- **Directions for this task**
Write out the whole listing, matching it exactly.

- **Data supplied**
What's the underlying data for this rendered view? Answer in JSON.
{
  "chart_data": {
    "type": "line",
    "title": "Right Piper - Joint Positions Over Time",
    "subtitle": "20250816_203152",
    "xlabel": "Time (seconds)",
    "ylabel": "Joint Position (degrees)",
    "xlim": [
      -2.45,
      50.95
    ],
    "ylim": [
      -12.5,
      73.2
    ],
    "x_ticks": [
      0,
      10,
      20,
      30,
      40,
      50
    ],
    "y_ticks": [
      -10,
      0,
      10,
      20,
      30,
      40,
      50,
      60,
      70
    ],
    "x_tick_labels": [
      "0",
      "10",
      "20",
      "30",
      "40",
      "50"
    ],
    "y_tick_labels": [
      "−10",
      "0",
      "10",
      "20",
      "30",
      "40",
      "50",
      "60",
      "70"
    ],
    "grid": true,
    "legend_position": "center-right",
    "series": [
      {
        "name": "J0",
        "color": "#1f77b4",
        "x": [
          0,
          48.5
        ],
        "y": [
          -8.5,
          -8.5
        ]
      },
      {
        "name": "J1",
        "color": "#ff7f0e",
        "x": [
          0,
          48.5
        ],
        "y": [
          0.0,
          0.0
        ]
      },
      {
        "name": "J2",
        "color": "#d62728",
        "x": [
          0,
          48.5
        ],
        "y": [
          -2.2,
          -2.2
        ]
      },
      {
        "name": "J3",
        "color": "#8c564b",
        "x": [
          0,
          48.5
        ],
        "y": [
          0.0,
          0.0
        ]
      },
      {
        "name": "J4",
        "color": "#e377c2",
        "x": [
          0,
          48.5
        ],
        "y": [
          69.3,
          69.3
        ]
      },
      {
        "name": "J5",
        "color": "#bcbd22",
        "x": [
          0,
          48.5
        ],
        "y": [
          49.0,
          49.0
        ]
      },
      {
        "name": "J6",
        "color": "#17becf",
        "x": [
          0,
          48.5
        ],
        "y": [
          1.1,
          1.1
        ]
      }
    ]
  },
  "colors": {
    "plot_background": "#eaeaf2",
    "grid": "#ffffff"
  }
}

- **Completed task**
What's the underlying data for this rendered view? Answer in JSON.
{
  "chart_data": {
    "type": "line",
    "title": "Right Piper - Joint Positions Over Time",
    "subtitle": "20250816_203152",
    "xlabel": "Time (seconds)",
    "ylabel": "Joint Position (degrees)",
    "xlim": [
      -2.45,
      50.95
    ],
    "ylim": [
      -12.5,
      73.2
    ],
    "x_ticks": [
      0,
      10,
      20,
      30,
      40,
      50
    ],
    "y_ticks": [
      -10,
      0,
      10,
      20,
      30,
      40,
      50,
      60,
      70
    ],
    "x_tick_labels": [
      "0",
      "10",
      "20",
      "30",
      "40",
      "50"
    ],
    "y_tick_labels": [
      "−10",
      "0",
      "10",
      "20",
      "30",
      "40",
      "50",
      "60",
      "70"
    ],
    "grid": true,
    "legend_position": "center-right",
    "series": [
      {
        "name": "J0",
        "color": "#1f77b4",
        "x": [
          0,
          48.5
        ],
        "y": [
          -8.5,
          -8.5
        ]
      },
      {
        "name": "J1",
        "color": "#ff7f0e",
        "x": [
          0,
          48.5
        ],
        "y": [
          0.0,
          0.0
        ]
      },
      {
        "name": "J2",
        "color": "#d62728",
        "x": [
          0,
          48.5
        ],
        "y": [
          -2.2,
          -2.2
        ]
      },
      {
        "name": "J3",
        "color": "#8c564b",
        "x": [
          0,
          48.5
        ],
        "y": [
          0.0,
          0.0
        ]
      },
      {
        "name": "J4",
        "color": "#e377c2",
        "x": [
          0,
          48.5
        ],
        "y": [
          69.3,
          69.3
        ]
      },
      {
        "name": "J5",
        "color": "#bcbd22",
        "x": [
          0,
          48.5
        ],
        "y": [
          49.0,
          49.0
        ]
      },
      {
        "name": "J6",
        "color": "#17becf",
        "x": [
          0,
          48.5
        ],
        "y": [
          1.1,
          1.1
        ]
      }
    ]
  },
  "colors": {
    "plot_background": "#eaeaf2",
    "grid": "#ffffff"
  }
}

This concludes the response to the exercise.